__Required task__: Reproduce the records below exactly as they appear, omitting any pictures they contain.

__Data supplied__:
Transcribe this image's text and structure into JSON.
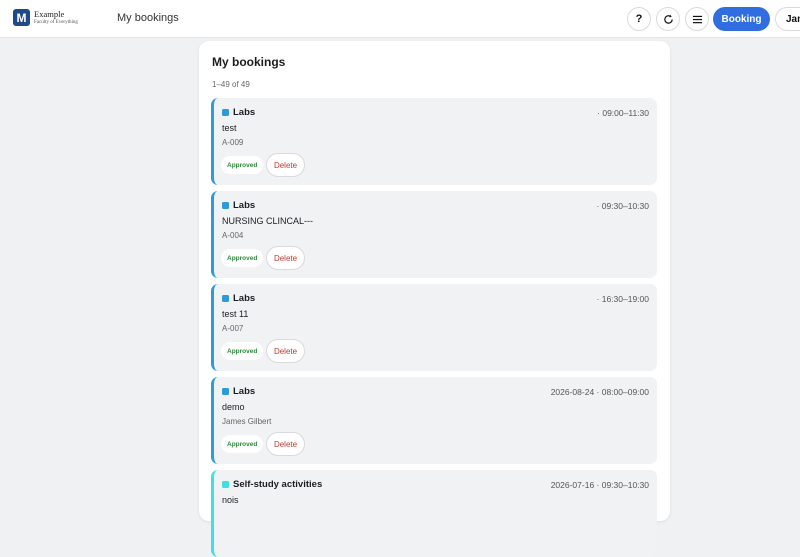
{
  "header": {
    "logo_letter": "M",
    "logo_name": "Example",
    "logo_tagline": "Faculty of Everything",
    "page_title": "My bookings",
    "help_label": "?",
    "refresh_label": "↻",
    "menu_label": "≡",
    "booking_label": "Booking",
    "user_label": "Jam"
  },
  "panel": {
    "title": "My bookings",
    "count": "1–49 of 49"
  },
  "colors": {
    "accent": "#2f6de0",
    "labs": "#2f9ad8",
    "self_study": "#3ee0e3",
    "approved": "#2e8b3a",
    "delete": "#c0392b"
  },
  "bookings": [
    {
      "category": "Labs",
      "time": "· 09:00–11:30",
      "title": "test",
      "sub": "A-009",
      "status": "Approved",
      "delete_label": "Delete"
    },
    {
      "category": "Labs",
      "time": "· 09:30–10:30",
      "title": "NURSING CLINCAL---",
      "sub": "A-004",
      "status": "Approved",
      "delete_label": "Delete"
    },
    {
      "category": "Labs",
      "time": "· 16:30–19:00",
      "title": "test 11",
      "sub": "A-007",
      "status": "Approved",
      "delete_label": "Delete"
    },
    {
      "category": "Labs",
      "time": "2026-08-24 · 08:00–09:00",
      "title": "demo",
      "sub": "James Gilbert",
      "status": "Approved",
      "delete_label": "Delete"
    },
    {
      "category": "Self-study activities",
      "time": "2026-07-16 · 09:30–10:30",
      "title": "nois",
      "sub": "",
      "status": "",
      "delete_label": ""
    }
  ]
}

__Right answer__:
Transcribe this image's text and structure into JSON.
{
  "header": {
    "logo_letter": "M",
    "logo_name": "Example",
    "logo_tagline": "Faculty of Everything",
    "page_title": "My bookings",
    "help_label": "?",
    "refresh_label": "↻",
    "menu_label": "≡",
    "booking_label": "Booking",
    "user_label": "Jam"
  },
  "panel": {
    "title": "My bookings",
    "count": "1–49 of 49"
  },
  "colors": {
    "accent": "#2f6de0",
    "labs": "#2f9ad8",
    "self_study": "#3ee0e3",
    "approved": "#2e8b3a",
    "delete": "#c0392b"
  },
  "bookings": [
    {
      "category": "Labs",
      "time": "· 09:00–11:30",
      "title": "test",
      "sub": "A-009",
      "status": "Approved",
      "delete_label": "Delete"
    },
    {
      "category": "Labs",
      "time": "· 09:30–10:30",
      "title": "NURSING CLINCAL---",
      "sub": "A-004",
      "status": "Approved",
      "delete_label": "Delete"
    },
    {
      "category": "Labs",
      "time": "· 16:30–19:00",
      "title": "test 11",
      "sub": "A-007",
      "status": "Approved",
      "delete_label": "Delete"
    },
    {
      "category": "Labs",
      "time": "2026-08-24 · 08:00–09:00",
      "title": "demo",
      "sub": "James Gilbert",
      "status": "Approved",
      "delete_label": "Delete"
    },
    {
      "category": "Self-study activities",
      "time": "2026-07-16 · 09:30–10:30",
      "title": "nois",
      "sub": "",
      "status": "",
      "delete_label": ""
    }
  ]
}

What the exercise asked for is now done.